> _Written instruction_
Gather every line from the entries below that includes "liệu".

> _Material to process_
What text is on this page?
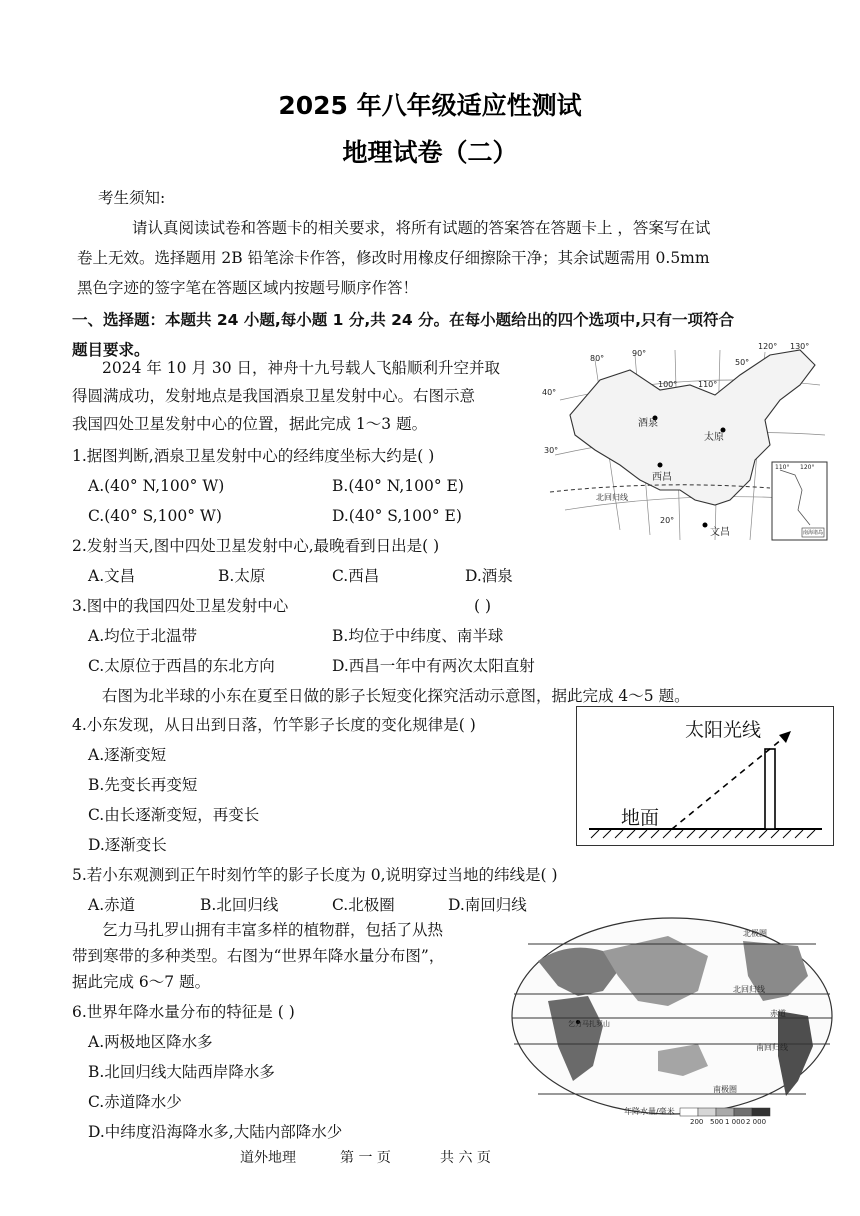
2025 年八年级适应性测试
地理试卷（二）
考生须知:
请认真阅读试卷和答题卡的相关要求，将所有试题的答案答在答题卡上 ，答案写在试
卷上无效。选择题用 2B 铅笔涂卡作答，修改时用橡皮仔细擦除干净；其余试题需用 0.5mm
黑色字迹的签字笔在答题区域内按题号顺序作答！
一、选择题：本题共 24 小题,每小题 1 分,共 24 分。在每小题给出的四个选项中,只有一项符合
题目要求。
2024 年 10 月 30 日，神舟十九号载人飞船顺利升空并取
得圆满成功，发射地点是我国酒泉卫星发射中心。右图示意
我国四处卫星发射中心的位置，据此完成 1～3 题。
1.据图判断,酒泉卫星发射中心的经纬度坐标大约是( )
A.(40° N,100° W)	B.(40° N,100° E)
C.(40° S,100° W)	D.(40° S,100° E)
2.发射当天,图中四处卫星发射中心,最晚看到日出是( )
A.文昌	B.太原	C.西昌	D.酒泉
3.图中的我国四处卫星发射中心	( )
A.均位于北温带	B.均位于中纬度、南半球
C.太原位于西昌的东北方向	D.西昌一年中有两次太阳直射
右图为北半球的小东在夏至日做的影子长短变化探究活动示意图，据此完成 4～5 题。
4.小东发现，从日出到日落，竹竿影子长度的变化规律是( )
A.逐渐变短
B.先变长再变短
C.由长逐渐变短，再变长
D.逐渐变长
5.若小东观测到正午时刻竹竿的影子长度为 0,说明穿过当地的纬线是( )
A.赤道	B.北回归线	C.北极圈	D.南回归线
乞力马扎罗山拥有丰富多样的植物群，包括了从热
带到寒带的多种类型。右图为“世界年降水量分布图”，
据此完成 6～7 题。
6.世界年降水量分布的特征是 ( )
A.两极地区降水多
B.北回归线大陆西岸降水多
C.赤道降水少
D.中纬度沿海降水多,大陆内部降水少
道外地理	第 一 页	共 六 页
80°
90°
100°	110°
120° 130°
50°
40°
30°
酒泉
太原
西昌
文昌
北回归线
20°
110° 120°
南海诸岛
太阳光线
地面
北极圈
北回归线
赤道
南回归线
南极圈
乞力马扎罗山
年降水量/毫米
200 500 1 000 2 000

==

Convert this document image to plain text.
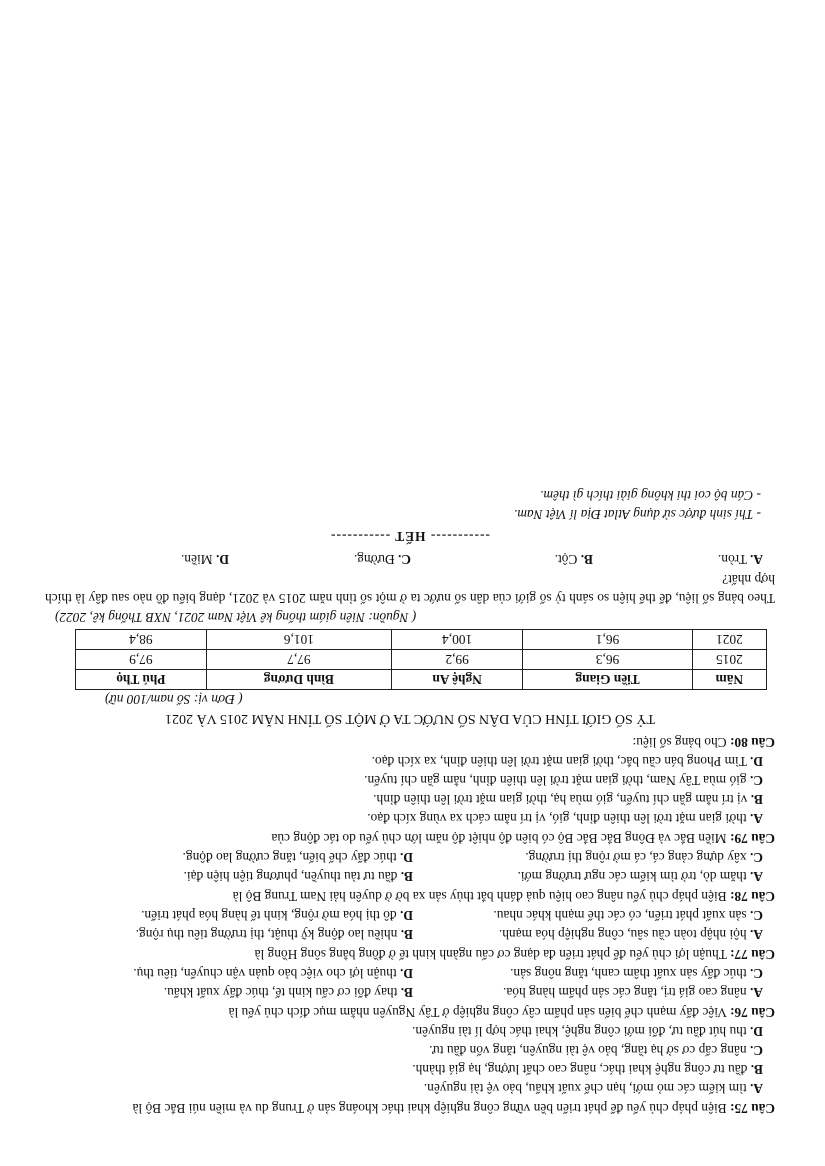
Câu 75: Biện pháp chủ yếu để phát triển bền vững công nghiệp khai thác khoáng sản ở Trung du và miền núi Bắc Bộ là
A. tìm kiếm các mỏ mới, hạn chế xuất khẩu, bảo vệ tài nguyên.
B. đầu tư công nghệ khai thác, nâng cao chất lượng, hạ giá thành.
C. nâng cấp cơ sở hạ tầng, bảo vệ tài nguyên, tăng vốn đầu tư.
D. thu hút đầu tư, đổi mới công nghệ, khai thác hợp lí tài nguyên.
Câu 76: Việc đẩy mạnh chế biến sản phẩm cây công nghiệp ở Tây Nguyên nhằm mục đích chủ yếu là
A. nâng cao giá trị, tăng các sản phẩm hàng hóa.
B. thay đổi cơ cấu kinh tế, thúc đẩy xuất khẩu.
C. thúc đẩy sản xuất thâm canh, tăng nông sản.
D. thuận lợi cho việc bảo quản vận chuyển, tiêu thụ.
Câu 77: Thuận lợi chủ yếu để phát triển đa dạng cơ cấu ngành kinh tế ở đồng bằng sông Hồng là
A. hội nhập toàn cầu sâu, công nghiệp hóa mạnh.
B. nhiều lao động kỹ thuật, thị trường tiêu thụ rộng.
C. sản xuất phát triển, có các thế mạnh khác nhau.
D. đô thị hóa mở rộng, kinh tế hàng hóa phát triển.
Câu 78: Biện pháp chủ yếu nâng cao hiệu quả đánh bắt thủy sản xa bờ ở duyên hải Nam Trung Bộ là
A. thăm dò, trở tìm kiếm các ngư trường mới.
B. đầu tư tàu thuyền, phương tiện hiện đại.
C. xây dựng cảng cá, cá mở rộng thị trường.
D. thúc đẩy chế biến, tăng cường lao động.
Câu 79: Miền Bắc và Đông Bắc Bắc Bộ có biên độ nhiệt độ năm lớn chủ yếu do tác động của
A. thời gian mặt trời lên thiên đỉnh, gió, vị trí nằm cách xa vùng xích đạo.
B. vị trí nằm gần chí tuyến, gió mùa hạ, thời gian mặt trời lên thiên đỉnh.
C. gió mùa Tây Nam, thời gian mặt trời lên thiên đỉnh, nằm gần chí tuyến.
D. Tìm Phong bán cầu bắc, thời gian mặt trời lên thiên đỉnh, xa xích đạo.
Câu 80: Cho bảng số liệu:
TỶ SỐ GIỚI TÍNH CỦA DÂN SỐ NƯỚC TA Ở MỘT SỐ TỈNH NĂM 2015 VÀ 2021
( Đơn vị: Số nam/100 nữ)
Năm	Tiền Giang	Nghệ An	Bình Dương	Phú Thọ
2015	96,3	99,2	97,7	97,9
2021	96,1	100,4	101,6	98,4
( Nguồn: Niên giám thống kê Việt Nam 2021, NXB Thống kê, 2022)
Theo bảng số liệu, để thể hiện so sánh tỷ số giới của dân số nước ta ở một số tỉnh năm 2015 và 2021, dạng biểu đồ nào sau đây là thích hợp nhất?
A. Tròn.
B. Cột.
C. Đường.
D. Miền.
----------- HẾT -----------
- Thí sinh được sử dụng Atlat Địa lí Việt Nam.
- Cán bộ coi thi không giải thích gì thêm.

> _Finished exercise_
Câu 80: Cho bảng số liệu:
Theo bảng số liệu, để thể hiện so sánh tỷ số giới của dân số nước ta ở một số tỉnh năm 2015 và 2021, dạng biểu đồ nào sau đây là thích hợp nhất?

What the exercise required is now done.